> _PROBLEM DETAILS_
Each entry must be reproduced precisely as it stands.

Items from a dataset
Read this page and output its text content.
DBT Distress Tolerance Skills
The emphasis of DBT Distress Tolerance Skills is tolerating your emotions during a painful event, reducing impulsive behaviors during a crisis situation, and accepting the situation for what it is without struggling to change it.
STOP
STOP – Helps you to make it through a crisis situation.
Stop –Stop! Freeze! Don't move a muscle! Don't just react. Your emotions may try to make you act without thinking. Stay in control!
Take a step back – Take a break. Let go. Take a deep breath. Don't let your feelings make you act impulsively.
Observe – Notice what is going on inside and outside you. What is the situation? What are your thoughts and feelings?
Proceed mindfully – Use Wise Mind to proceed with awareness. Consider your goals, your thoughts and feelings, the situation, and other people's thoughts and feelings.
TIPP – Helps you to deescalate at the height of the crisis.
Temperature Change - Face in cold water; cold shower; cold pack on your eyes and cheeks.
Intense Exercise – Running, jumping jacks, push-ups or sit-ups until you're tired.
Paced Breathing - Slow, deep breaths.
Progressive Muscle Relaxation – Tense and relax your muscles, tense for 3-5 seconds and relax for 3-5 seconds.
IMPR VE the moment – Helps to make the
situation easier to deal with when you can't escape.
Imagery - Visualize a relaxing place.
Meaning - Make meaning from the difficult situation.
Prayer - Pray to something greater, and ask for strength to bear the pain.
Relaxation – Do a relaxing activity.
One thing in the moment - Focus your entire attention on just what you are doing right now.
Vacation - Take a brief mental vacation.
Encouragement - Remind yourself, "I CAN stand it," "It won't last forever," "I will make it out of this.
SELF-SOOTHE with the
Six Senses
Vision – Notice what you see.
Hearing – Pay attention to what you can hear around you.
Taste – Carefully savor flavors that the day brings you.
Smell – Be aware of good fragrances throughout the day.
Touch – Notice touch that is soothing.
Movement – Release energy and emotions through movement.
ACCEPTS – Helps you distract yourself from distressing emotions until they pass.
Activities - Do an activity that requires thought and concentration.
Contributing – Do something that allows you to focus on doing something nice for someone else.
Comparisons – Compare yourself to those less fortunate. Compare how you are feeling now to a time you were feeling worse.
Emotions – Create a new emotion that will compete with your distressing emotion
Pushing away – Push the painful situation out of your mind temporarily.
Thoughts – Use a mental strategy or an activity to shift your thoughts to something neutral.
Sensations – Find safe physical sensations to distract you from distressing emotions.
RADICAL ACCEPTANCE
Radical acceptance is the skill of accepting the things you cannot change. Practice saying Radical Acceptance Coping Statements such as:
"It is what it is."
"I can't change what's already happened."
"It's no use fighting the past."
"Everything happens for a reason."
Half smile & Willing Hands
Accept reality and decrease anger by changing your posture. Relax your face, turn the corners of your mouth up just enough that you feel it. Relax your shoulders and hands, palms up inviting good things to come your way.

> _SOLVED PROBLEM_
Read this page and output its text content.
DBT Distress Tolerance Skills
The emphasis of DBT Distress Tolerance Skills is tolerating your emotions during a painful event, reducing impulsive behaviors during a crisis situation, and accepting the situation for what it is without struggling to change it.
STOP
STOP – Helps you to make it through a crisis situation.
Stop –Stop! Freeze! Don't move a muscle! Don't just react. Your emotions may try to make you act without thinking. Stay in control!
Take a step back – Take a break. Let go. Take a deep breath. Don't let your feelings make you act impulsively.
Observe – Notice what is going on inside and outside you. What is the situation? What are your thoughts and feelings?
Proceed mindfully – Use Wise Mind to proceed with awareness. Consider your goals, your thoughts and feelings, the situation, and other people's thoughts and feelings.
TIPP – Helps you to deescalate at the height of the crisis.
Temperature Change - Face in cold water; cold shower; cold pack on your eyes and cheeks.
Intense Exercise – Running, jumping jacks, push-ups or sit-ups until you're tired.
Paced Breathing - Slow, deep breaths.
Progressive Muscle Relaxation – Tense and relax your muscles, tense for 3-5 seconds and relax for 3-5 seconds.
IMPR VE the moment – Helps to make the
situation easier to deal with when you can't escape.
Imagery - Visualize a relaxing place.
Meaning - Make meaning from the difficult situation.
Prayer - Pray to something greater, and ask for strength to bear the pain.
Relaxation – Do a relaxing activity.
One thing in the moment - Focus your entire attention on just what you are doing right now.
Vacation - Take a brief mental vacation.
Encouragement - Remind yourself, "I CAN stand it," "It won't last forever," "I will make it out of this.
SELF-SOOTHE with the
Six Senses
Vision – Notice what you see.
Hearing – Pay attention to what you can hear around you.
Taste – Carefully savor flavors that the day brings you.
Smell – Be aware of good fragrances throughout the day.
Touch – Notice touch that is soothing.
Movement – Release energy and emotions through movement.
ACCEPTS – Helps you distract yourself from distressing emotions until they pass.
Activities - Do an activity that requires thought and concentration.
Contributing – Do something that allows you to focus on doing something nice for someone else.
Comparisons – Compare yourself to those less fortunate. Compare how you are feeling now to a time you were feeling worse.
Emotions – Create a new emotion that will compete with your distressing emotion
Pushing away – Push the painful situation out of your mind temporarily.
Thoughts – Use a mental strategy or an activity to shift your thoughts to something neutral.
Sensations – Find safe physical sensations to distract you from distressing emotions.
RADICAL ACCEPTANCE
Radical acceptance is the skill of accepting the things you cannot change. Practice saying Radical Acceptance Coping Statements such as:
"It is what it is."
"I can't change what's already happened."
"It's no use fighting the past."
"Everything happens for a reason."
Half smile & Willing Hands
Accept reality and decrease anger by changing your posture. Relax your face, turn the corners of your mouth up just enough that you feel it. Relax your shoulders and hands, palms up inviting good things to come your way.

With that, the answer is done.